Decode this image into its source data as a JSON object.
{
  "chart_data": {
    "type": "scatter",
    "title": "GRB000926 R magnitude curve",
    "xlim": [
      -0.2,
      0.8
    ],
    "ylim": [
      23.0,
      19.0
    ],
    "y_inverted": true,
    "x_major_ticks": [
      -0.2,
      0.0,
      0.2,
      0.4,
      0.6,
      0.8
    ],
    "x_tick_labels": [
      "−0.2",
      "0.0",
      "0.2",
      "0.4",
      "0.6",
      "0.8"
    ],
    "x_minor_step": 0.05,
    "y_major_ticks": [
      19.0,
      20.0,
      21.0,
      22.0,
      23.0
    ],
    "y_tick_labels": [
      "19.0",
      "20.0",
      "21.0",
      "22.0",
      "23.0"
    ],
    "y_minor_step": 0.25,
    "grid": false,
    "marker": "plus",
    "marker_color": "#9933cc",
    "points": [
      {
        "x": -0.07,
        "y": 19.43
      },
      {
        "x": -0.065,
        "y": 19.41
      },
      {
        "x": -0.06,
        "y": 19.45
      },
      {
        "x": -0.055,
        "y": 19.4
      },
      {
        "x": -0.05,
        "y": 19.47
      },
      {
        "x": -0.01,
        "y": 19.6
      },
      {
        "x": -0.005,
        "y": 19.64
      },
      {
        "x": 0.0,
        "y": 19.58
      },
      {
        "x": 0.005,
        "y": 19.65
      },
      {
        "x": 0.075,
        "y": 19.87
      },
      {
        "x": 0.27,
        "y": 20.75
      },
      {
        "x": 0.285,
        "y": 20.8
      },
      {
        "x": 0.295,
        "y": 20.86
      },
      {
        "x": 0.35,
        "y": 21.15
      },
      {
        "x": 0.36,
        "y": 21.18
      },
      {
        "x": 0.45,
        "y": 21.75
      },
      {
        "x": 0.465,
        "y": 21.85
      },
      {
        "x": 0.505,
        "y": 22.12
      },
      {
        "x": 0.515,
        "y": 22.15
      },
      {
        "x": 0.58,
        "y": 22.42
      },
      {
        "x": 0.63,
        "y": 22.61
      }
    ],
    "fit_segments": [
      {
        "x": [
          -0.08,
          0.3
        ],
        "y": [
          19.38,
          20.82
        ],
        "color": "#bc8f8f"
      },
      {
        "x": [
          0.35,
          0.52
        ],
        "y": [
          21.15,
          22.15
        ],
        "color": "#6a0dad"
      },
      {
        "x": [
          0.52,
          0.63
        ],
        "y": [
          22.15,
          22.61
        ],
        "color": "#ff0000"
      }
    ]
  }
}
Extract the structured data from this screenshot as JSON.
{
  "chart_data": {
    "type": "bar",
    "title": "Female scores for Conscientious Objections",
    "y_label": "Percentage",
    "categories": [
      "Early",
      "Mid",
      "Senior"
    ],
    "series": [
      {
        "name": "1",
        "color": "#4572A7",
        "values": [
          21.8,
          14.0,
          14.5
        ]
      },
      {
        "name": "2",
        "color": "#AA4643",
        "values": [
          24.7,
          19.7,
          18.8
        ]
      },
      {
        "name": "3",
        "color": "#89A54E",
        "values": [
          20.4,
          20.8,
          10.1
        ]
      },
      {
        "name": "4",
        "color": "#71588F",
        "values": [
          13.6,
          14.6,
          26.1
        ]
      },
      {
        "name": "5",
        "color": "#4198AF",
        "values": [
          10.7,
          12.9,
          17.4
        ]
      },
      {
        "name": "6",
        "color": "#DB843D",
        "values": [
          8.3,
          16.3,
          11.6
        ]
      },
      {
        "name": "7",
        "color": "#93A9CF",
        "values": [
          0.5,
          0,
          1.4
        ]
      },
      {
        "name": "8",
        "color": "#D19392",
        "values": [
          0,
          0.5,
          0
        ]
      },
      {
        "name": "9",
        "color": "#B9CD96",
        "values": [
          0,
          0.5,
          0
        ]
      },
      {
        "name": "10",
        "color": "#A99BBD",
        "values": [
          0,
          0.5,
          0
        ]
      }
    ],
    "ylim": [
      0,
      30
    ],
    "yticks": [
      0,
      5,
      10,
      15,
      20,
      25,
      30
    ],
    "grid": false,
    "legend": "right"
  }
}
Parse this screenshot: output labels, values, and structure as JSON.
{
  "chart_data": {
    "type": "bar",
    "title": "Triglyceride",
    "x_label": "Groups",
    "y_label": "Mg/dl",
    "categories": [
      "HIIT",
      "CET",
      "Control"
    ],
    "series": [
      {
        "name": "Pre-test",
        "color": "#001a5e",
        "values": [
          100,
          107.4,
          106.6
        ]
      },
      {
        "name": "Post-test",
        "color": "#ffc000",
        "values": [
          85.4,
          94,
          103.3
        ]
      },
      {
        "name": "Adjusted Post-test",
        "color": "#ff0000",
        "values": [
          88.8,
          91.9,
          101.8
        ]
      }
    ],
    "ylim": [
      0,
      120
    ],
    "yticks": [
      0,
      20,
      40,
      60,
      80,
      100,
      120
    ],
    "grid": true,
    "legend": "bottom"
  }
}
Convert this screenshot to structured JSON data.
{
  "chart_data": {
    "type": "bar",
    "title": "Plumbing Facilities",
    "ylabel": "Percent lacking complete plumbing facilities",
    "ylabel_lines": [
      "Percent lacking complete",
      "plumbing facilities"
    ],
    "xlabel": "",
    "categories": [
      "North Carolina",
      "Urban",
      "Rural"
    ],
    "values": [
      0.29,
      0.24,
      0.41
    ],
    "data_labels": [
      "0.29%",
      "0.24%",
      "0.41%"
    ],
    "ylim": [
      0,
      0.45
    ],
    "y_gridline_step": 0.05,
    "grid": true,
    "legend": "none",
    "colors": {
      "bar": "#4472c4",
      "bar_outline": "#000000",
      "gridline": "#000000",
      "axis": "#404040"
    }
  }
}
○ ○ ○ ○ ○ ○ ○
Find every line that holds "JSON" and copy it.

Decode this image into its source data as a JSON object.
Extract the structured data from this screenshot as JSON.
Parse this screenshot: output labels, values, and structure as JSON.
Convert this screenshot to structured JSON data.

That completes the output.